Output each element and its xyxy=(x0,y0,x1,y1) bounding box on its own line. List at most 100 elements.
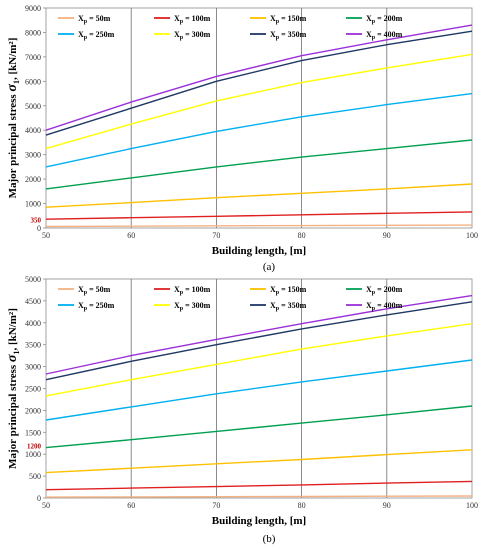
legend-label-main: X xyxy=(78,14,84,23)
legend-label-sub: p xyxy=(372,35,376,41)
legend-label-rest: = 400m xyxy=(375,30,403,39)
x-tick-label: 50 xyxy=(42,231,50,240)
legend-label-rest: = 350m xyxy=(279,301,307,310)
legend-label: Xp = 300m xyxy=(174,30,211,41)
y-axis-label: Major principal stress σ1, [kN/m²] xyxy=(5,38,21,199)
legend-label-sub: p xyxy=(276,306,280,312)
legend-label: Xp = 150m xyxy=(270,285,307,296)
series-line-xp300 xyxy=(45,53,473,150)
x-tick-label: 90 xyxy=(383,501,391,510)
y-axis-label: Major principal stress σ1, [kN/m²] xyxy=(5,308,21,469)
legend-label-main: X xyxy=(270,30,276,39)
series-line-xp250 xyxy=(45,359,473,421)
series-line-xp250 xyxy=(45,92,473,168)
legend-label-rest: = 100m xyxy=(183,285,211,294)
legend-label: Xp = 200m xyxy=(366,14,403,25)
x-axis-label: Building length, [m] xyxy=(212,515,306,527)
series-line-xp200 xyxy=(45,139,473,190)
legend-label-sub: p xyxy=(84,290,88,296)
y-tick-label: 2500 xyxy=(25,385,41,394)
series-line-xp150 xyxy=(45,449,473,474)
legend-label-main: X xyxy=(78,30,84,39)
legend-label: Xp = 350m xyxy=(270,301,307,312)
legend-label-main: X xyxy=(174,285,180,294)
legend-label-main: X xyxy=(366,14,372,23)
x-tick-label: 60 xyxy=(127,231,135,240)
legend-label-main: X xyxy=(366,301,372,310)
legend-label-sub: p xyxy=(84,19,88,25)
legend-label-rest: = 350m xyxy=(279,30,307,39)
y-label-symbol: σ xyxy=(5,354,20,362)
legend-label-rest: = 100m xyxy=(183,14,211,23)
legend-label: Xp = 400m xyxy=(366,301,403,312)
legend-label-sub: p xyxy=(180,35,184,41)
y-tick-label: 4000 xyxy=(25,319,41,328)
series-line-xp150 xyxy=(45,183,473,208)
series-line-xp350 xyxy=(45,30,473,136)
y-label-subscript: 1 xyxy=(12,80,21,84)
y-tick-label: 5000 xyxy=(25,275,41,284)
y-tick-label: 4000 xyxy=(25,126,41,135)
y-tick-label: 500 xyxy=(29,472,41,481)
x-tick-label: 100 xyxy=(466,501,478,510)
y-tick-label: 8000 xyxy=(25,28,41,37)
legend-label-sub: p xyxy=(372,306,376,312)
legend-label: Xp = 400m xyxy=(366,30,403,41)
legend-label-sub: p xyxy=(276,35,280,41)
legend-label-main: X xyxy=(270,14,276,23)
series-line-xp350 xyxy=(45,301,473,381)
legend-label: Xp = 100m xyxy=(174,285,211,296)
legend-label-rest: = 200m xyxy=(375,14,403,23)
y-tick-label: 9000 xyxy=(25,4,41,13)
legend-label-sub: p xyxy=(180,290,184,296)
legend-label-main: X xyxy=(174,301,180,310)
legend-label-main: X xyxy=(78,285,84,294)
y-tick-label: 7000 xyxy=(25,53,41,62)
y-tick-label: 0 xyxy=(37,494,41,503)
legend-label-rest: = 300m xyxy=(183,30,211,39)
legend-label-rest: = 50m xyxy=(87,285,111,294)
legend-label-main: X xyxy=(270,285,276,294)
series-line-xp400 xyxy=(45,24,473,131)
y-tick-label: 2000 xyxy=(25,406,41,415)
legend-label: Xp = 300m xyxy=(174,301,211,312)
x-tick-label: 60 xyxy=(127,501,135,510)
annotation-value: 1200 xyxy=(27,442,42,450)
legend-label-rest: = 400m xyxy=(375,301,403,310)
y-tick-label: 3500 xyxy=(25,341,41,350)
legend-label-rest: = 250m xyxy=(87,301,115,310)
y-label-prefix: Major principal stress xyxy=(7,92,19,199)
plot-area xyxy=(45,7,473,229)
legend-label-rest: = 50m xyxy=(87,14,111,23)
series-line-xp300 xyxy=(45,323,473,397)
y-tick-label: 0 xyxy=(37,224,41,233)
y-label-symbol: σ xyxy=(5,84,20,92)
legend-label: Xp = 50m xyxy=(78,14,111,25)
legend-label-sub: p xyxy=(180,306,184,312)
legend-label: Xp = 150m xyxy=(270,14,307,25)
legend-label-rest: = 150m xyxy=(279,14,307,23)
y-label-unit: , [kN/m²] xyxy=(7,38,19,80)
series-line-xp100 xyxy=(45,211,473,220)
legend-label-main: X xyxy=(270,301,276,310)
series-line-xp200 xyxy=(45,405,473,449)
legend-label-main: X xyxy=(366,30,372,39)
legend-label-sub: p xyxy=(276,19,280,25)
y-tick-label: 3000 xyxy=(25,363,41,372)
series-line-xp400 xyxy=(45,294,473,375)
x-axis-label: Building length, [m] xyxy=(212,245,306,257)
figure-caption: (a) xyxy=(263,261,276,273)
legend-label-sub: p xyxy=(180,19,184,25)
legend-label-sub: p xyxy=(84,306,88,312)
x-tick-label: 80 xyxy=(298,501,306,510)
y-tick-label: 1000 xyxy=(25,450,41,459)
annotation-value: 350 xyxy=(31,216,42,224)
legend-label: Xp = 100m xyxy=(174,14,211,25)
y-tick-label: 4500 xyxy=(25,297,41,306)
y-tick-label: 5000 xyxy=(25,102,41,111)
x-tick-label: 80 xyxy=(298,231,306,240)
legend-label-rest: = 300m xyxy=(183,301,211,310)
§
Job> Copy out word for word everything from the line that contains "legend-label-main: X xyxy=(78,14,84,23)" down to the line that contains "σ1, [kN/m²] xyxy=(5,308,21,469)", including both of those lines.

Output of the exercise>
legend-label-main: X xyxy=(78,14,84,23)
legend-label-sub: p xyxy=(372,35,376,41)
legend-label-rest: = 400m xyxy=(375,30,403,39)
x-tick-label: 50 xyxy=(42,231,50,240)
legend-label-rest: = 350m xyxy=(279,301,307,310)
legend-label: Xp = 300m xyxy=(174,30,211,41)
y-axis-label: Major principal stress σ1, [kN/m²] xyxy=(5,38,21,199)
legend-label-sub: p xyxy=(276,306,280,312)
legend-label: Xp = 150m xyxy=(270,285,307,296)
series-line-xp300 xyxy=(45,53,473,150)
x-tick-label: 90 xyxy=(383,501,391,510)
y-axis-label: Major principal stress σ1, [kN/m²] xyxy=(5,308,21,469)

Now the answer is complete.